# What you will do
Filter the lines below, copying only those with the string "size".

# Given data
* * *

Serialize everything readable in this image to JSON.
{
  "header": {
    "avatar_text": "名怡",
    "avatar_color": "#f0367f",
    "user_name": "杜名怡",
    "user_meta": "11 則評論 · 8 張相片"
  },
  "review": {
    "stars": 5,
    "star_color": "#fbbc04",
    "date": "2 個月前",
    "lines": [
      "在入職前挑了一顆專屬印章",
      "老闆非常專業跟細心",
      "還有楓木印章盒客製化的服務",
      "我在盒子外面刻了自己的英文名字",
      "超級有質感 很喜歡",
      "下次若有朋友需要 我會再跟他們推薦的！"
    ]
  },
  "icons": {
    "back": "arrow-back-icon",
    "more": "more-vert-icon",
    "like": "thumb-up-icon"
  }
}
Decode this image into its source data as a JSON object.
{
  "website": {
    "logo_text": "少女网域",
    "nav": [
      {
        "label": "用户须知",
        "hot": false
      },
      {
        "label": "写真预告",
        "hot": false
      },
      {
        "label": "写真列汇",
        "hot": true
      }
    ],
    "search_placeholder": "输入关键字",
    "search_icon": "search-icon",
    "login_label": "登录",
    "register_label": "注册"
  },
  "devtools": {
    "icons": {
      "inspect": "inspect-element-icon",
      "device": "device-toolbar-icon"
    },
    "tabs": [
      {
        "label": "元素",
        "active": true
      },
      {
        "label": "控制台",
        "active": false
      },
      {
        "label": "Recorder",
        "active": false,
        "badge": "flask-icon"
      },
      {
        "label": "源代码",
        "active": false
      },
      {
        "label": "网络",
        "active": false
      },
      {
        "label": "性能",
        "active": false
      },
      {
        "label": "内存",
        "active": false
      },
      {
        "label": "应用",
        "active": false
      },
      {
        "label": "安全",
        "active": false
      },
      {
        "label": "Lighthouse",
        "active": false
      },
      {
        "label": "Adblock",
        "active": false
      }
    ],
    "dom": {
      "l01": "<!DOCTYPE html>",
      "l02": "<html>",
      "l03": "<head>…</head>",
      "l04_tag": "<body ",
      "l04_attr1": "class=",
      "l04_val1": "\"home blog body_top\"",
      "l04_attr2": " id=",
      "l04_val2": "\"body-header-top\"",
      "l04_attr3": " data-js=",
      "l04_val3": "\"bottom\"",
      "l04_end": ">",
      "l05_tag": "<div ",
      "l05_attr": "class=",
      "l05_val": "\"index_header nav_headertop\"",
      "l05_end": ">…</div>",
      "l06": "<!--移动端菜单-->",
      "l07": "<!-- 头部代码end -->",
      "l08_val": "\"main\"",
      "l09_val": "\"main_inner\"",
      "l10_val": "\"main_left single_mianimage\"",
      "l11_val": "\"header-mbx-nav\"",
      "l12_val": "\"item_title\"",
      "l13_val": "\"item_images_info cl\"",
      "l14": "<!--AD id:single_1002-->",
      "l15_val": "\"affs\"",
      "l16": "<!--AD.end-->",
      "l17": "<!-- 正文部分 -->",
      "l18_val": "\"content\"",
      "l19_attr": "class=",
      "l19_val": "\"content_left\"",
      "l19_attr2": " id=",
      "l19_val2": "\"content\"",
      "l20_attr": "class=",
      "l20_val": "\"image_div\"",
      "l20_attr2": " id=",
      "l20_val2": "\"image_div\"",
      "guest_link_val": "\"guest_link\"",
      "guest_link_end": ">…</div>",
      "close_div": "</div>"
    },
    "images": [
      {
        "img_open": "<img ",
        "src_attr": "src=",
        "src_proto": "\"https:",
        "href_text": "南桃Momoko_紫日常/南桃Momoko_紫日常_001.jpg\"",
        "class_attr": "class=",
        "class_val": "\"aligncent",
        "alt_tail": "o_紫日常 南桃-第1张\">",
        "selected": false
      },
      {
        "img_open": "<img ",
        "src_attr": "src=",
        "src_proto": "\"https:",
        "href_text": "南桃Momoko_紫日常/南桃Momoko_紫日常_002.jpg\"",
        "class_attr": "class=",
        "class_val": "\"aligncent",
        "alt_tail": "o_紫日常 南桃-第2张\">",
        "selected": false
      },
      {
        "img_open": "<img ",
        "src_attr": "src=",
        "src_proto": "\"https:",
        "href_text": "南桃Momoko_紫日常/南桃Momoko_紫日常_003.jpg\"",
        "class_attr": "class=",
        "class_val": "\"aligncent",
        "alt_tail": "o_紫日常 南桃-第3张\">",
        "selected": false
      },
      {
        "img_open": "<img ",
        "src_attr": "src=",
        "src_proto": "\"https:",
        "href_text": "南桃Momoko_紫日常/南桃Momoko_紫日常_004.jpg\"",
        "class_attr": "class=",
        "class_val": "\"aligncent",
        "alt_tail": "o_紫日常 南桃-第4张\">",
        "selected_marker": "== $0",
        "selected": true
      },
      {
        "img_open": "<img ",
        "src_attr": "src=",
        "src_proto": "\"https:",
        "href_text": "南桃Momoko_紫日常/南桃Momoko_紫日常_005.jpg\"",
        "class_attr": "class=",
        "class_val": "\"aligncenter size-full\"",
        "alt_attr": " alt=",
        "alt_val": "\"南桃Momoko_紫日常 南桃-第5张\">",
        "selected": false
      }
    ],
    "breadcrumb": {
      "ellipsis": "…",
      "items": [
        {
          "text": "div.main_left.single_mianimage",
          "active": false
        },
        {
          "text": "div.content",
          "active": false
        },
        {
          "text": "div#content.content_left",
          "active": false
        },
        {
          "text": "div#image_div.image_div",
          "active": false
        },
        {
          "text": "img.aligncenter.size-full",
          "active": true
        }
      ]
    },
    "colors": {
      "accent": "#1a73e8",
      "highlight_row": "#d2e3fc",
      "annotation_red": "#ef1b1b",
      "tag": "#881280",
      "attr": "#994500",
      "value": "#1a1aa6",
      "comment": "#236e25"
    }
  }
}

* * *

# Expected answer
        "class_val": "\"aligncenter size-full\"",
          "text": "img.aligncenter.size-full",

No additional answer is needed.